----- Source data -----

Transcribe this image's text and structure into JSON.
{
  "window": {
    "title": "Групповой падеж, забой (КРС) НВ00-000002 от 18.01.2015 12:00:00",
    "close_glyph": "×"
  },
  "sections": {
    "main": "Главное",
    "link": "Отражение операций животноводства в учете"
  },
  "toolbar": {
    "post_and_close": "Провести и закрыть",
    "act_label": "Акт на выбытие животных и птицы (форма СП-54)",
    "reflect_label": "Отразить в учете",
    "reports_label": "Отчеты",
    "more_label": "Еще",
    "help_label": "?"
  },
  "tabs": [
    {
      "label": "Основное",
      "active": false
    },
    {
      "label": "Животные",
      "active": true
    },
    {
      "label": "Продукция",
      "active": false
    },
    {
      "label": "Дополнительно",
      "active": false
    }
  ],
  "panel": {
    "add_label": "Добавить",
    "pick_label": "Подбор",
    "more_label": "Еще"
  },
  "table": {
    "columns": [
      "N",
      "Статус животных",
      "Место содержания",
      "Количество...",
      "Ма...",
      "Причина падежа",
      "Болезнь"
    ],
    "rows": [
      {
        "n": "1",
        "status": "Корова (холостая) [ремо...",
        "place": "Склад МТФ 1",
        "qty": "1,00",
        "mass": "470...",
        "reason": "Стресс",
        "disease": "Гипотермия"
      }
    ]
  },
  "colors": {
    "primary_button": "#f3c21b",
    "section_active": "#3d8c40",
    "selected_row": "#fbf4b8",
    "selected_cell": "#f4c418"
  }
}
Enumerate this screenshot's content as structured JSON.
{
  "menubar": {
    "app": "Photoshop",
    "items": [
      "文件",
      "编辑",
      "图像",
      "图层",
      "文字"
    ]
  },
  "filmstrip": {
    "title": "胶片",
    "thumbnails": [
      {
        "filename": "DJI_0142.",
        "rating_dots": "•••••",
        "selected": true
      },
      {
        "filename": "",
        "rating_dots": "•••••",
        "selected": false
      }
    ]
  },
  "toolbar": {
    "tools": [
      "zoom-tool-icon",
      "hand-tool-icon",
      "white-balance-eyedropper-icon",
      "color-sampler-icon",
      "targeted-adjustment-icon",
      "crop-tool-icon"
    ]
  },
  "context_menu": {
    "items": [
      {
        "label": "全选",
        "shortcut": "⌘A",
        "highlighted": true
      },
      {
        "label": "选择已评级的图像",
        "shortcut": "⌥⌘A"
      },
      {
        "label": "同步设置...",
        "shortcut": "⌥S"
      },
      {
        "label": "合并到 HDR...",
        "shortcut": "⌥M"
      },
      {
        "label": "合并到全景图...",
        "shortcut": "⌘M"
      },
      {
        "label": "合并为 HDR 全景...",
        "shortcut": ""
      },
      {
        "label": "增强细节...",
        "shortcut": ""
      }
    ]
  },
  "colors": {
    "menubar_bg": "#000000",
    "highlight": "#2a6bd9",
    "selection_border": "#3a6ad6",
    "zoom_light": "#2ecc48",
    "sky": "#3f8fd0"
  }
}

-----

## [Task]
Give again, word for word, every line from the one holding "Enumerate this screenshot's" to the end of the data.

## [Output below]
Enumerate this screenshot's content as structured JSON.
{
  "menubar": {
    "app": "Photoshop",
    "items": [
      "文件",
      "编辑",
      "图像",
      "图层",
      "文字"
    ]
  },
  "filmstrip": {
    "title": "胶片",
    "thumbnails": [
      {
        "filename": "DJI_0142.",
        "rating_dots": "•••••",
        "selected": true
      },
      {
        "filename": "",
        "rating_dots": "•••••",
        "selected": false
      }
    ]
  },
  "toolbar": {
    "tools": [
      "zoom-tool-icon",
      "hand-tool-icon",
      "white-balance-eyedropper-icon",
      "color-sampler-icon",
      "targeted-adjustment-icon",
      "crop-tool-icon"
    ]
  },
  "context_menu": {
    "items": [
      {
        "label": "全选",
        "shortcut": "⌘A",
        "highlighted": true
      },
      {
        "label": "选择已评级的图像",
        "shortcut": "⌥⌘A"
      },
      {
        "label": "同步设置...",
        "shortcut": "⌥S"
      },
      {
        "label": "合并到 HDR...",
        "shortcut": "⌥M"
      },
      {
        "label": "合并到全景图...",
        "shortcut": "⌘M"
      },
      {
        "label": "合并为 HDR 全景...",
        "shortcut": ""
      },
      {
        "label": "增强细节...",
        "shortcut": ""
      }
    ]
  },
  "colors": {
    "menubar_bg": "#000000",
    "highlight": "#2a6bd9",
    "selection_border": "#3a6ad6",
    "zoom_light": "#2ecc48",
    "sky": "#3f8fd0"
  }
}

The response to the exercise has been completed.